Material to process =>
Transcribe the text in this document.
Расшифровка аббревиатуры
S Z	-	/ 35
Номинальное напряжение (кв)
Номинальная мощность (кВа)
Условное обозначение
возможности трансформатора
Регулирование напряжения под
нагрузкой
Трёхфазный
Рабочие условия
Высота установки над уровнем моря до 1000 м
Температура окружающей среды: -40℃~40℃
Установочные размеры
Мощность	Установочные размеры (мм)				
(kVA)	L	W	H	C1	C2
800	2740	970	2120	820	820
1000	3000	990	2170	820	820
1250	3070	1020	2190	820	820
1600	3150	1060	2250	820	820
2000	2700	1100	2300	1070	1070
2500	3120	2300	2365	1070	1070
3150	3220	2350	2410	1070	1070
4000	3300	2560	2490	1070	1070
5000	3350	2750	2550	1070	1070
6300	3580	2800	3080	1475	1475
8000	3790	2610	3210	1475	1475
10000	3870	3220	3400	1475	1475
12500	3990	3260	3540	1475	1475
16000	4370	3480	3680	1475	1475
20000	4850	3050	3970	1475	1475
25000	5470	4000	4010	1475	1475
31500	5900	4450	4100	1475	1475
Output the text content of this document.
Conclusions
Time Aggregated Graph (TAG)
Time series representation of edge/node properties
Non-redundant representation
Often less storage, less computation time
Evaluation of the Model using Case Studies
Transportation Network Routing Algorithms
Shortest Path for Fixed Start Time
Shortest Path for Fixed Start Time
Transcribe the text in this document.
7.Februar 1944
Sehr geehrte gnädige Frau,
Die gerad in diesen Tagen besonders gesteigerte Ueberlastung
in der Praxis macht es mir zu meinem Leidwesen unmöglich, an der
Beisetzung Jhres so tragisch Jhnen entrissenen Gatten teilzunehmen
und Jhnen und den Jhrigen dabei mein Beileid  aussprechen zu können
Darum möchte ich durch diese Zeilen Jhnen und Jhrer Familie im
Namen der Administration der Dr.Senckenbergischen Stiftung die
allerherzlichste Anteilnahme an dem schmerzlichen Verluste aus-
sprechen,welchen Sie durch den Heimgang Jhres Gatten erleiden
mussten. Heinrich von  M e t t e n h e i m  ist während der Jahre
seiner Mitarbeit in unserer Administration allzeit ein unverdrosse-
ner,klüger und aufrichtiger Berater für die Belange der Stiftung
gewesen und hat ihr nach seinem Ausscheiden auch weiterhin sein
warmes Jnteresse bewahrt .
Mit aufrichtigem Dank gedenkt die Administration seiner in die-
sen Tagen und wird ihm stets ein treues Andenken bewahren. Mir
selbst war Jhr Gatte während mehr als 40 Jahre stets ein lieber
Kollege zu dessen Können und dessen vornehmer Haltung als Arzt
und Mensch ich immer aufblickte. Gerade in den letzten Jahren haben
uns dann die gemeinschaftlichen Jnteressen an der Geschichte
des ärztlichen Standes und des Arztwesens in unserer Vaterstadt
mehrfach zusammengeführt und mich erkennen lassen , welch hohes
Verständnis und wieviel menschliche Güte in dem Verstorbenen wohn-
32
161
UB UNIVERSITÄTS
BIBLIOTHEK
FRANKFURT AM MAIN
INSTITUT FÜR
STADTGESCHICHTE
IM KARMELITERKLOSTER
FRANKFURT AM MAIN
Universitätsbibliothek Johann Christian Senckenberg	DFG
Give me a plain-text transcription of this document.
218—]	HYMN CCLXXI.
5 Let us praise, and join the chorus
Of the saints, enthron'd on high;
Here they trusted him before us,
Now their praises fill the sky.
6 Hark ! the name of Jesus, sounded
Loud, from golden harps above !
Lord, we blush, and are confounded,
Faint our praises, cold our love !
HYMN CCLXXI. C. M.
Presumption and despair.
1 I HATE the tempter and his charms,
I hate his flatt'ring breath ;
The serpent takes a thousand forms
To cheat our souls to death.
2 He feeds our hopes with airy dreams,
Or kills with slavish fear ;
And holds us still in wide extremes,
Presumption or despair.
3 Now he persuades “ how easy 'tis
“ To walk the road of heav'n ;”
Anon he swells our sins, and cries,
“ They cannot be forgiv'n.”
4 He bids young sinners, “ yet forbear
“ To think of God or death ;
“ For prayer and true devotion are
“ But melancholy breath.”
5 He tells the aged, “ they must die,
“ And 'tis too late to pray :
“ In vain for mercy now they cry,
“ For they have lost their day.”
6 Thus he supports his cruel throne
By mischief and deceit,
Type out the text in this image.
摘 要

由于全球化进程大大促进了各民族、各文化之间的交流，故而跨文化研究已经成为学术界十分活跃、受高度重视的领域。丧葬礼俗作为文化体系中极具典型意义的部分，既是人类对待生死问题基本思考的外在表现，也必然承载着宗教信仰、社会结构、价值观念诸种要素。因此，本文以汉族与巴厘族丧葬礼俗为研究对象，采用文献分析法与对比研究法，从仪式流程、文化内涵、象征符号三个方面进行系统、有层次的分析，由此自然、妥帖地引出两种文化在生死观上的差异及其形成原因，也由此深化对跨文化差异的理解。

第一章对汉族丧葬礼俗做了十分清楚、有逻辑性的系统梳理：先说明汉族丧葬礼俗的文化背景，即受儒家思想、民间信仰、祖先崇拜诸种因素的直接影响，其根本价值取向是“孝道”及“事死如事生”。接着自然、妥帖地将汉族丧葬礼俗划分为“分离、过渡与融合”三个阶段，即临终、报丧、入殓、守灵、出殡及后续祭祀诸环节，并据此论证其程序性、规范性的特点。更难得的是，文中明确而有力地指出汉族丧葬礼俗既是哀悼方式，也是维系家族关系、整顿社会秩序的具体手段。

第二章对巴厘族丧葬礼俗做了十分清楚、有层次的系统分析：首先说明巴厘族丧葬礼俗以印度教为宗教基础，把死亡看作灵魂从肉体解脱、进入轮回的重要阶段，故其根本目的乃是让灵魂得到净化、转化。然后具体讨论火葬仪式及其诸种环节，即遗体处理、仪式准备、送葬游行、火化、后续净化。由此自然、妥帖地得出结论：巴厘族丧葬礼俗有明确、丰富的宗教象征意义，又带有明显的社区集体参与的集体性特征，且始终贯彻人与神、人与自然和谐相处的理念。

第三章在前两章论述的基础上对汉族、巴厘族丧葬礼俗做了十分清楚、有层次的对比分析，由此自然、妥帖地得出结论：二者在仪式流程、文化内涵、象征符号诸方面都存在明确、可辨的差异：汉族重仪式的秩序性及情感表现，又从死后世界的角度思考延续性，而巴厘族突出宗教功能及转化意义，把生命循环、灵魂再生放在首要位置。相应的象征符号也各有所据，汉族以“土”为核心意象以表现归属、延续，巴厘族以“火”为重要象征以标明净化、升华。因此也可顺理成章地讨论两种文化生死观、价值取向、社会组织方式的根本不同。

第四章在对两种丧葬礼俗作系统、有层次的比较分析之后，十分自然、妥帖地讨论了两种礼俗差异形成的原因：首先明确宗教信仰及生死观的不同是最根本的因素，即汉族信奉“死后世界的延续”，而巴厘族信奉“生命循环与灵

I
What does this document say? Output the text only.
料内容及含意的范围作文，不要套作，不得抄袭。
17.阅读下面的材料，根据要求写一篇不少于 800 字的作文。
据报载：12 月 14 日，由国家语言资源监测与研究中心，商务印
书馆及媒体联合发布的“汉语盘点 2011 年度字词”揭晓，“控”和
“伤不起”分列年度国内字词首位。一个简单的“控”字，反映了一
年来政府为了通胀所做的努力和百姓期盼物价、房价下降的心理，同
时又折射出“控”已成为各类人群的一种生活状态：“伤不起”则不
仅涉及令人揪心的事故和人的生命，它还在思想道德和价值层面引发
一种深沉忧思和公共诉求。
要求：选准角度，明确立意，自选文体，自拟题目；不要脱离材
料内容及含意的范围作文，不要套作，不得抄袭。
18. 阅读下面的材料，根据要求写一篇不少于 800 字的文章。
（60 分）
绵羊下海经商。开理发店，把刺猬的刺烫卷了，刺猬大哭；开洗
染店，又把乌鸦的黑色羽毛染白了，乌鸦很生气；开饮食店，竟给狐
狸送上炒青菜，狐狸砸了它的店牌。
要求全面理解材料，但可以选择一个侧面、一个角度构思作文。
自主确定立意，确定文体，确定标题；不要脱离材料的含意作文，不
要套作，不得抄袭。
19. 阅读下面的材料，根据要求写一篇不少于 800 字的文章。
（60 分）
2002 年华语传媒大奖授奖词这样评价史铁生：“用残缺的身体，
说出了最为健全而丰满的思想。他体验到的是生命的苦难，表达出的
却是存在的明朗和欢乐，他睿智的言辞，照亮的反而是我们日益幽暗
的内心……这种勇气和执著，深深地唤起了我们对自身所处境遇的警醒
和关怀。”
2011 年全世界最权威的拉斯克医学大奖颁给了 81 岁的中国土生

Task description => Write out only the final block of lines, starting at the line with "What does this" and running to the end of the material.

Final answer =>
What does this document say? Output the text only.
料内容及含意的范围作文，不要套作，不得抄袭。
17.阅读下面的材料，根据要求写一篇不少于 800 字的作文。
据报载：12 月 14 日，由国家语言资源监测与研究中心，商务印
书馆及媒体联合发布的“汉语盘点 2011 年度字词”揭晓，“控”和
“伤不起”分列年度国内字词首位。一个简单的“控”字，反映了一
年来政府为了通胀所做的努力和百姓期盼物价、房价下降的心理，同
时又折射出“控”已成为各类人群的一种生活状态：“伤不起”则不
仅涉及令人揪心的事故和人的生命，它还在思想道德和价值层面引发
一种深沉忧思和公共诉求。
要求：选准角度，明确立意，自选文体，自拟题目；不要脱离材
料内容及含意的范围作文，不要套作，不得抄袭。
18. 阅读下面的材料，根据要求写一篇不少于 800 字的文章。
（60 分）
绵羊下海经商。开理发店，把刺猬的刺烫卷了，刺猬大哭；开洗
染店，又把乌鸦的黑色羽毛染白了，乌鸦很生气；开饮食店，竟给狐
狸送上炒青菜，狐狸砸了它的店牌。
要求全面理解材料，但可以选择一个侧面、一个角度构思作文。
自主确定立意，确定文体，确定标题；不要脱离材料的含意作文，不
要套作，不得抄袭。
19. 阅读下面的材料，根据要求写一篇不少于 800 字的文章。
（60 分）
2002 年华语传媒大奖授奖词这样评价史铁生：“用残缺的身体，
说出了最为健全而丰满的思想。他体验到的是生命的苦难，表达出的
却是存在的明朗和欢乐，他睿智的言辞，照亮的反而是我们日益幽暗
的内心……这种勇气和执著，深深地唤起了我们对自身所处境遇的警醒
和关怀。”
2011 年全世界最权威的拉斯克医学大奖颁给了 81 岁的中国土生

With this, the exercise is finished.